- _Lesetext_:
========================

Videospiele sind keine Religion

Der US-amerikanische Comedian Jimmy Kimmel hat in seiner Latenight-Show einen harmlosen Sketch auf Kosten von Gamern gemacht – und die wünschten ihm Aids, Krebs und den Tod an den Hals. Wenn Gamer nicht langsam erwachsen werden, dürfen sie sich nicht wundern, wenn man sie marginalisiert. Ein Kommentar von Martin Spieß.

Wenn man sich die letzten Male anschaut, dass Videospiele in den Medien waren, kommt es einem so vor, als lese man den Lebenslauf eines Bewerbers, der nicht nur nicht zum Interview eingeladen wird, sondern vor dem man andere Unternehmen, vielleicht sogar den Staatsschutz warnt. Hetzkampagnen, Mord- und Bombendrohungen gegen Medienkritikerin Anita Sarkeesian sowie gegen die Spieleentwicklerinnen Brianna Wu und Zoë Quinn, die schließlich in der Gamergate-Debatte endeten – und zuletzt die Ankündigung von EA Sports, dass es in FIFA 2016 auch Frauenfußballmannschaften geben würde, worauf Gamer einen sexistischen Shitstorm sonder Gleichen nieder regnen ließen.

========================

- _Bereitgestellte Angaben_:
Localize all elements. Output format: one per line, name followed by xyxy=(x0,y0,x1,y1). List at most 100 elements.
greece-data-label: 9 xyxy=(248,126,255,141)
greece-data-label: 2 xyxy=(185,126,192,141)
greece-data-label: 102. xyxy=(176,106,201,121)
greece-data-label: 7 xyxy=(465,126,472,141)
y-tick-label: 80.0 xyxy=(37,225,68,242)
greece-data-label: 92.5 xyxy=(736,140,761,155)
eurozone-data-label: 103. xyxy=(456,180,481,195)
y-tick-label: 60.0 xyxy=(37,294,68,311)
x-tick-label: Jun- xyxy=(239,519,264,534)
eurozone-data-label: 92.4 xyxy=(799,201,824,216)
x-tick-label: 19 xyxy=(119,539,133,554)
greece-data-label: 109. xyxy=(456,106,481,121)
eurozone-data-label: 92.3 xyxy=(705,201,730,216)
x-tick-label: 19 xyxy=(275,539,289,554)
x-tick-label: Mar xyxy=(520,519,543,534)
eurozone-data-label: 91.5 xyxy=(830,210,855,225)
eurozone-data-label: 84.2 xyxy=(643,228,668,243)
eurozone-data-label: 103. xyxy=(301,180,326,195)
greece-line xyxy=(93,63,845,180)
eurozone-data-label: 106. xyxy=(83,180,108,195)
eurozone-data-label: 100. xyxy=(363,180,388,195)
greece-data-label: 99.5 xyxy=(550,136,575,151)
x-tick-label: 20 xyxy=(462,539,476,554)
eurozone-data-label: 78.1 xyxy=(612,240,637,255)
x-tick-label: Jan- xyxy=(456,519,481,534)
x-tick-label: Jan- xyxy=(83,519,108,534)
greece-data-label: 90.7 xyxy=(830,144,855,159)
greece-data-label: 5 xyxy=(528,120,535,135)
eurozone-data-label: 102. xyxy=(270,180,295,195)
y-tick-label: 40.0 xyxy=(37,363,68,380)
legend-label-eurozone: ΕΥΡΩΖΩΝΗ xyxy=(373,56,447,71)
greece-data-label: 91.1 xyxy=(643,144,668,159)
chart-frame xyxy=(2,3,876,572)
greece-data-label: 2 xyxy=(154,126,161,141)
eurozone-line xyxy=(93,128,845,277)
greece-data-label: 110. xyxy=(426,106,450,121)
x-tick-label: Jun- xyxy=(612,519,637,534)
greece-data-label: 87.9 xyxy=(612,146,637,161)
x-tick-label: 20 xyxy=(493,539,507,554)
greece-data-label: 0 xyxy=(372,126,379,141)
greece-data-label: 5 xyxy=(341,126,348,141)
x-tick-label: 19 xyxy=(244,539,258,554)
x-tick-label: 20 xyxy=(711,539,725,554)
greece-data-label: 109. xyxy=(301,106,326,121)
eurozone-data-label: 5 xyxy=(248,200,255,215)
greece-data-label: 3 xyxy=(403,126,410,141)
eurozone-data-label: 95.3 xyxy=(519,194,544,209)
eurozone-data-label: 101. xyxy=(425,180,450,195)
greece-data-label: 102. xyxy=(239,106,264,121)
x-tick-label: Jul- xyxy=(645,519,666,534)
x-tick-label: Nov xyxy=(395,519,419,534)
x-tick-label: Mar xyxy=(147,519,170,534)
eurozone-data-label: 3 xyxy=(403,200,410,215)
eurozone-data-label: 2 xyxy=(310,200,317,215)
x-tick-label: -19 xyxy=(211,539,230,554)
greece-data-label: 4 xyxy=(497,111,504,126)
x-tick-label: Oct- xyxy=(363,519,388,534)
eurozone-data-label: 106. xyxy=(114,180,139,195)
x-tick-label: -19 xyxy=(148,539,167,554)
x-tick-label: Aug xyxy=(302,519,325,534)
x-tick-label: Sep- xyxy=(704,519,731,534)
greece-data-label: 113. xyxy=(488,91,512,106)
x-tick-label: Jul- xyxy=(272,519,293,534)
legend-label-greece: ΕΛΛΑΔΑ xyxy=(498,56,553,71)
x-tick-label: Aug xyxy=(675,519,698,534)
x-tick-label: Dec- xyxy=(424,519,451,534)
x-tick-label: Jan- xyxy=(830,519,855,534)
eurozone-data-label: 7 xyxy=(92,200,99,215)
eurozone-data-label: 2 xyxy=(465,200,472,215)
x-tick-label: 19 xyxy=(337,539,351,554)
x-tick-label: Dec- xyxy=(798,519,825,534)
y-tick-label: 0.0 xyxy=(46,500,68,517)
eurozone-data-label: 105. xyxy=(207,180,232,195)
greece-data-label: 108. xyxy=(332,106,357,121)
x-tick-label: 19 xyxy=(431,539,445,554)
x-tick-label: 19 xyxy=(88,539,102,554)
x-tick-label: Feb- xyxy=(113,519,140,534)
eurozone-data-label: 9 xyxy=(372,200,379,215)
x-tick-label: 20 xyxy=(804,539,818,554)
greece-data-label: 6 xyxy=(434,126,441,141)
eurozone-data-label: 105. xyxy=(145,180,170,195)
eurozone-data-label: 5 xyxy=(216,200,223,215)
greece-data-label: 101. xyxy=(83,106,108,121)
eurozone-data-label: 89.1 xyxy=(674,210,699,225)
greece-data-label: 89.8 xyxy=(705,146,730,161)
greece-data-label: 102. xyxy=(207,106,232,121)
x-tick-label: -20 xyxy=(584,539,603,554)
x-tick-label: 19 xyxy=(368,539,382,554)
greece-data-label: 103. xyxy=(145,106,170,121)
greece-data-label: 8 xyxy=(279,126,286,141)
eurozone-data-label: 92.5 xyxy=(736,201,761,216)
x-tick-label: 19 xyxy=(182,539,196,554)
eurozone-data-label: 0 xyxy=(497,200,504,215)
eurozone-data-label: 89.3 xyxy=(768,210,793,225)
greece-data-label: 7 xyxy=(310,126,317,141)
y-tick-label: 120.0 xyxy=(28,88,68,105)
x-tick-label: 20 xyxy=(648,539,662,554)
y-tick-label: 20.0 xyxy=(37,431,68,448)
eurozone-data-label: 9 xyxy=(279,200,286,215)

========================

Geben Sie aus dem Lesetext den Abschnitt wörtlich aus: Beginnen Sie bei den Wörtern „Der US-amerikanische Comedian“ und enden Sie nach „von Martin Spieß.“.

- _Antwortfeld_:
Der US-amerikanische Comedian Jimmy Kimmel hat in seiner Latenight-Show einen harmlosen Sketch auf Kosten von Gamern gemacht – und die wünschten ihm Aids, Krebs und den Tod an den Hals. Wenn Gamer nicht langsam erwachsen werden, dürfen sie sich nicht wundern, wenn man sie marginalisiert. Ein Kommentar von Martin Spieß.